───── INPUT MATERIAL ─────
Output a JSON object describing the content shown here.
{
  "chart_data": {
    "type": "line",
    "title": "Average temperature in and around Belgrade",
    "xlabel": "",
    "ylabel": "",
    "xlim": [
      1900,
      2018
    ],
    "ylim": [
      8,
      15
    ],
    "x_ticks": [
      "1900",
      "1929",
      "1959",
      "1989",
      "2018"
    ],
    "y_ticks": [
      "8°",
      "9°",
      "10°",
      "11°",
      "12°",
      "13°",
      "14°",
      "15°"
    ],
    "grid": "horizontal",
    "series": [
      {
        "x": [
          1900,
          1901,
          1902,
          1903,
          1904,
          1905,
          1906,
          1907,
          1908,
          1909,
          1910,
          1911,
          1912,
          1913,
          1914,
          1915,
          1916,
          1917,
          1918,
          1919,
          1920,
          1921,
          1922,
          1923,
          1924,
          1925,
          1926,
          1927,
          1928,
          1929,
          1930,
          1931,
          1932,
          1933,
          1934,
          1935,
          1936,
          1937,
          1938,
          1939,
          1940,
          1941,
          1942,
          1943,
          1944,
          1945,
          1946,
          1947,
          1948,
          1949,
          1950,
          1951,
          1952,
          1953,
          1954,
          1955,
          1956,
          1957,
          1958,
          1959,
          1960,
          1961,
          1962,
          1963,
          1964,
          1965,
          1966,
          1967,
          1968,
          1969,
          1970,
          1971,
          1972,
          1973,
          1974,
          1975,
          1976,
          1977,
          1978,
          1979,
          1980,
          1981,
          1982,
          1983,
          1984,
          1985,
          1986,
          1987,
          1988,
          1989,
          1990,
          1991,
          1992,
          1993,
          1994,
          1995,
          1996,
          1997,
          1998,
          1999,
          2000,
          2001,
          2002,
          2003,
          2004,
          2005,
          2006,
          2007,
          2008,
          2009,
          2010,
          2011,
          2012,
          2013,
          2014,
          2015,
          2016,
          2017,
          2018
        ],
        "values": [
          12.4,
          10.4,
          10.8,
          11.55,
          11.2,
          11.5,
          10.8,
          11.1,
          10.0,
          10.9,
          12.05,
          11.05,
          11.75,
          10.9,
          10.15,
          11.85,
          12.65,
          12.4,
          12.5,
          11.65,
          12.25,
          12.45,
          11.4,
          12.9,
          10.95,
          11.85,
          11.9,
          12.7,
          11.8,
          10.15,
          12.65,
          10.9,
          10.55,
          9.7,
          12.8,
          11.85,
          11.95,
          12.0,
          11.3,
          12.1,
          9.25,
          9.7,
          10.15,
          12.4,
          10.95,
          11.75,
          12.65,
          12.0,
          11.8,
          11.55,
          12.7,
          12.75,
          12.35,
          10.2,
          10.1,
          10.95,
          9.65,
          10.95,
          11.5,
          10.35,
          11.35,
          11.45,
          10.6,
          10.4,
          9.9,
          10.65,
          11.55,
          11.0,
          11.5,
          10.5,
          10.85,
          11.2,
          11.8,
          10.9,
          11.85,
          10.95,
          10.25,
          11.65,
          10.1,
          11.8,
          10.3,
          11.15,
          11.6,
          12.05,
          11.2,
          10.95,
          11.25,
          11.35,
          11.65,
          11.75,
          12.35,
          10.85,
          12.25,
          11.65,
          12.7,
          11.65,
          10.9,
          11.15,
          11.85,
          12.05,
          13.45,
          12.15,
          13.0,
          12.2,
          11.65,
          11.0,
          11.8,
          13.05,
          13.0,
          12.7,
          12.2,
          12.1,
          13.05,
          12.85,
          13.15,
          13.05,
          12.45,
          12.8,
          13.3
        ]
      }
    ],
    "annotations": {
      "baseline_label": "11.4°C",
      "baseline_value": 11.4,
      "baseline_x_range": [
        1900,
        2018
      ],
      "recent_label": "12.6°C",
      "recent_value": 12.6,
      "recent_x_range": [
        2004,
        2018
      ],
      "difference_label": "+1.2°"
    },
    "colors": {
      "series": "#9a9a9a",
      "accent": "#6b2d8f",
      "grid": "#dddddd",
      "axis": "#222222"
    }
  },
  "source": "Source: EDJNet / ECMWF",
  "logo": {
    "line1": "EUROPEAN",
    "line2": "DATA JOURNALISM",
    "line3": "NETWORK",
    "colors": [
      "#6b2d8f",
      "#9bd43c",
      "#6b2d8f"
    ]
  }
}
─────
→ **WHAT YOU HAVE TO DO**
Give the listing above again, word for word.

→ **RESPONSE TO THIS TASK**
Output a JSON object describing the content shown here.
{
  "chart_data": {
    "type": "line",
    "title": "Average temperature in and around Belgrade",
    "xlabel": "",
    "ylabel": "",
    "xlim": [
      1900,
      2018
    ],
    "ylim": [
      8,
      15
    ],
    "x_ticks": [
      "1900",
      "1929",
      "1959",
      "1989",
      "2018"
    ],
    "y_ticks": [
      "8°",
      "9°",
      "10°",
      "11°",
      "12°",
      "13°",
      "14°",
      "15°"
    ],
    "grid": "horizontal",
    "series": [
      {
        "x": [
          1900,
          1901,
          1902,
          1903,
          1904,
          1905,
          1906,
          1907,
          1908,
          1909,
          1910,
          1911,
          1912,
          1913,
          1914,
          1915,
          1916,
          1917,
          1918,
          1919,
          1920,
          1921,
          1922,
          1923,
          1924,
          1925,
          1926,
          1927,
          1928,
          1929,
          1930,
          1931,
          1932,
          1933,
          1934,
          1935,
          1936,
          1937,
          1938,
          1939,
          1940,
          1941,
          1942,
          1943,
          1944,
          1945,
          1946,
          1947,
          1948,
          1949,
          1950,
          1951,
          1952,
          1953,
          1954,
          1955,
          1956,
          1957,
          1958,
          1959,
          1960,
          1961,
          1962,
          1963,
          1964,
          1965,
          1966,
          1967,
          1968,
          1969,
          1970,
          1971,
          1972,
          1973,
          1974,
          1975,
          1976,
          1977,
          1978,
          1979,
          1980,
          1981,
          1982,
          1983,
          1984,
          1985,
          1986,
          1987,
          1988,
          1989,
          1990,
          1991,
          1992,
          1993,
          1994,
          1995,
          1996,
          1997,
          1998,
          1999,
          2000,
          2001,
          2002,
          2003,
          2004,
          2005,
          2006,
          2007,
          2008,
          2009,
          2010,
          2011,
          2012,
          2013,
          2014,
          2015,
          2016,
          2017,
          2018
        ],
        "values": [
          12.4,
          10.4,
          10.8,
          11.55,
          11.2,
          11.5,
          10.8,
          11.1,
          10.0,
          10.9,
          12.05,
          11.05,
          11.75,
          10.9,
          10.15,
          11.85,
          12.65,
          12.4,
          12.5,
          11.65,
          12.25,
          12.45,
          11.4,
          12.9,
          10.95,
          11.85,
          11.9,
          12.7,
          11.8,
          10.15,
          12.65,
          10.9,
          10.55,
          9.7,
          12.8,
          11.85,
          11.95,
          12.0,
          11.3,
          12.1,
          9.25,
          9.7,
          10.15,
          12.4,
          10.95,
          11.75,
          12.65,
          12.0,
          11.8,
          11.55,
          12.7,
          12.75,
          12.35,
          10.2,
          10.1,
          10.95,
          9.65,
          10.95,
          11.5,
          10.35,
          11.35,
          11.45,
          10.6,
          10.4,
          9.9,
          10.65,
          11.55,
          11.0,
          11.5,
          10.5,
          10.85,
          11.2,
          11.8,
          10.9,
          11.85,
          10.95,
          10.25,
          11.65,
          10.1,
          11.8,
          10.3,
          11.15,
          11.6,
          12.05,
          11.2,
          10.95,
          11.25,
          11.35,
          11.65,
          11.75,
          12.35,
          10.85,
          12.25,
          11.65,
          12.7,
          11.65,
          10.9,
          11.15,
          11.85,
          12.05,
          13.45,
          12.15,
          13.0,
          12.2,
          11.65,
          11.0,
          11.8,
          13.05,
          13.0,
          12.7,
          12.2,
          12.1,
          13.05,
          12.85,
          13.15,
          13.05,
          12.45,
          12.8,
          13.3
        ]
      }
    ],
    "annotations": {
      "baseline_label": "11.4°C",
      "baseline_value": 11.4,
      "baseline_x_range": [
        1900,
        2018
      ],
      "recent_label": "12.6°C",
      "recent_value": 12.6,
      "recent_x_range": [
        2004,
        2018
      ],
      "difference_label": "+1.2°"
    },
    "colors": {
      "series": "#9a9a9a",
      "accent": "#6b2d8f",
      "grid": "#dddddd",
      "axis": "#222222"
    }
  },
  "source": "Source: EDJNet / ECMWF",
  "logo": {
    "line1": "EUROPEAN",
    "line2": "DATA JOURNALISM",
    "line3": "NETWORK",
    "colors": [
      "#6b2d8f",
      "#9bd43c",
      "#6b2d8f"
    ]
  }
}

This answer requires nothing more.